> [What the task asks]: In the material below, find every line with "уголовной" and pull it out.
··· Records supplied ···
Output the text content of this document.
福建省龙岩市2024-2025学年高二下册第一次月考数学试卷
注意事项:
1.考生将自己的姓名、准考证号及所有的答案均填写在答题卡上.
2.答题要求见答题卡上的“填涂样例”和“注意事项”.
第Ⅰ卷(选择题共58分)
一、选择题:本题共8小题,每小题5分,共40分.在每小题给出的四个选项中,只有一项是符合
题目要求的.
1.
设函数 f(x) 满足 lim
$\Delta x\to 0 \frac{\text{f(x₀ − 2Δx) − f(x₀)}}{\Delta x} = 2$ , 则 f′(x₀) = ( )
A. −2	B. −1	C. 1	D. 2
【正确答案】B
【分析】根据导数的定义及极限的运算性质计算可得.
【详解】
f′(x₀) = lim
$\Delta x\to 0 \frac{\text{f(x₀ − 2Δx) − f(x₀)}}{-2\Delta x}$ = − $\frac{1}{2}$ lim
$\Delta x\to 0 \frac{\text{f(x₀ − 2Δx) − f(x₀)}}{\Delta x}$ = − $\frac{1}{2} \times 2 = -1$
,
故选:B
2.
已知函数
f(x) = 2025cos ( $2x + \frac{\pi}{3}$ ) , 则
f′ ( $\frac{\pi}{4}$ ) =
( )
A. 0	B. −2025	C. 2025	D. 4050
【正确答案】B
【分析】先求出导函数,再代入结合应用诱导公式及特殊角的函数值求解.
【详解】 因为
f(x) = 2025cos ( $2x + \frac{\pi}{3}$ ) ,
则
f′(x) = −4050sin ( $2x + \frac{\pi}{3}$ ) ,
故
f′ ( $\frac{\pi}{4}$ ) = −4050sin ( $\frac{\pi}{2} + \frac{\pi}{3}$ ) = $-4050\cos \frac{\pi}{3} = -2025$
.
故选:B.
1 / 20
···
··· Records supplied ···
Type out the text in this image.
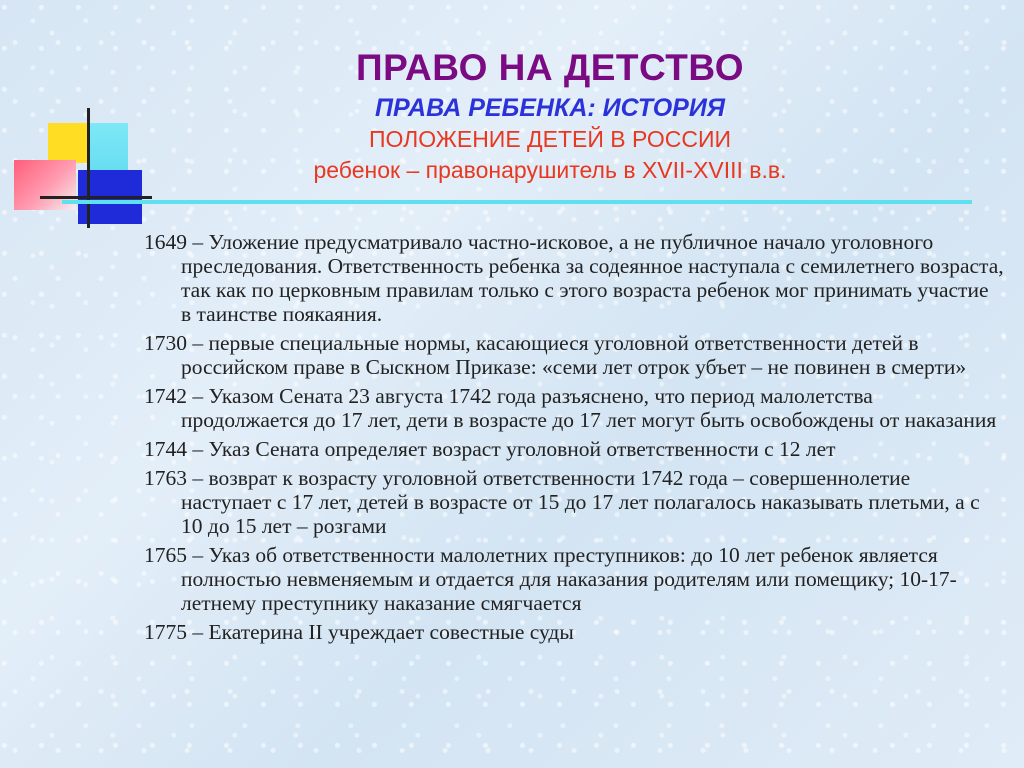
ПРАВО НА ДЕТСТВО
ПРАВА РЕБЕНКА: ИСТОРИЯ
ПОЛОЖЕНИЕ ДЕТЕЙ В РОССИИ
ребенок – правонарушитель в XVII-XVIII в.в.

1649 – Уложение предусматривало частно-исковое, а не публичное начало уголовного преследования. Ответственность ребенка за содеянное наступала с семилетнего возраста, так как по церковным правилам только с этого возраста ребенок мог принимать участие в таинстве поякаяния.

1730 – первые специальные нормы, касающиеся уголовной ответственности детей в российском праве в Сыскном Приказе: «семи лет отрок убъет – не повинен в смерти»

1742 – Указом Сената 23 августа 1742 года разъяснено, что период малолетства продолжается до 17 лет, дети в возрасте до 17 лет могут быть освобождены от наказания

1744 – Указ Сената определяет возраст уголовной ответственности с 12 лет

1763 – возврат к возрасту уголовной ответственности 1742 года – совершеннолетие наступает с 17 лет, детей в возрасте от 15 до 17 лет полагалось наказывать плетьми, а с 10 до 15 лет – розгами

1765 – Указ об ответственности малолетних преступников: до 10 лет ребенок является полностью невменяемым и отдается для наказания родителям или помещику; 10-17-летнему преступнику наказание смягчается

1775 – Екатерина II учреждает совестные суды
···
··· Records supplied ···
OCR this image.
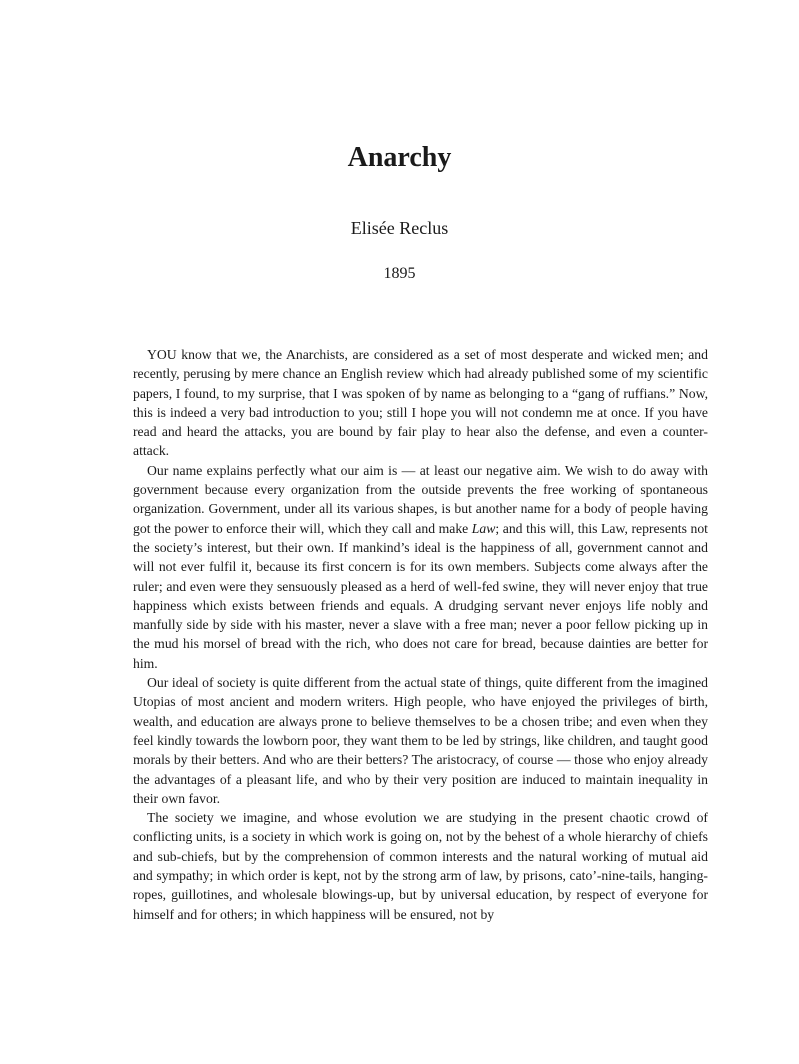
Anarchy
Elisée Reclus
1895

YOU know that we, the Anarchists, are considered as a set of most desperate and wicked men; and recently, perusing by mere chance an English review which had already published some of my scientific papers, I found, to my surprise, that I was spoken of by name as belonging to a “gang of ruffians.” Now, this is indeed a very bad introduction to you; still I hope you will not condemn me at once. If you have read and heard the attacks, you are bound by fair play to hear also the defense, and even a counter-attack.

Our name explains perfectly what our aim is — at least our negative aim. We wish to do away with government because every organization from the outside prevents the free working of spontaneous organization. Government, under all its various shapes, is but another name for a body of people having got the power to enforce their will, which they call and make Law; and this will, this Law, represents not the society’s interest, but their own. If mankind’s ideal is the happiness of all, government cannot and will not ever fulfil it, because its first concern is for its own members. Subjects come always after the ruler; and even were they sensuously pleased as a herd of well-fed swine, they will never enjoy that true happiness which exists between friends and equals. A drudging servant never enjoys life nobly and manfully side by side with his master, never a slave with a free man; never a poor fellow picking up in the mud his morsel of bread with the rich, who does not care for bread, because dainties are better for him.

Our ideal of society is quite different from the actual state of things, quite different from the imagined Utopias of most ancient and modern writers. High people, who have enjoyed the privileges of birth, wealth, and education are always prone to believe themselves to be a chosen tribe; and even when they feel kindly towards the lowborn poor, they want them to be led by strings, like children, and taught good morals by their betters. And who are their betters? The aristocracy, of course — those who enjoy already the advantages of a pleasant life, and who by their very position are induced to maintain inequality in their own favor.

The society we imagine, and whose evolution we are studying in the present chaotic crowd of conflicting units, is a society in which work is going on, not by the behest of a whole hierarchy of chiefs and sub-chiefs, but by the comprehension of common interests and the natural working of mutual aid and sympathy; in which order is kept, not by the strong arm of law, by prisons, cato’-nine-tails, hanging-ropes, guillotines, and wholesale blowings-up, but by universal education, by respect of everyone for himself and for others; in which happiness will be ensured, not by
···
> [Answer for this exercise]:
1730 – первые специальные нормы, касающиеся уголовной ответственности детей в российском праве в Сыскном Приказе: «семи лет отрок убъет – не повинен в смерти»
1744 – Указ Сената определяет возраст уголовной ответственности с 12 лет
1763 – возврат к возрасту уголовной ответственности 1742 года – совершеннолетие наступает с 17 лет, детей в возрасте от 15 до 17 лет полагалось наказывать плетьми, а с 10 до 15 лет – розгами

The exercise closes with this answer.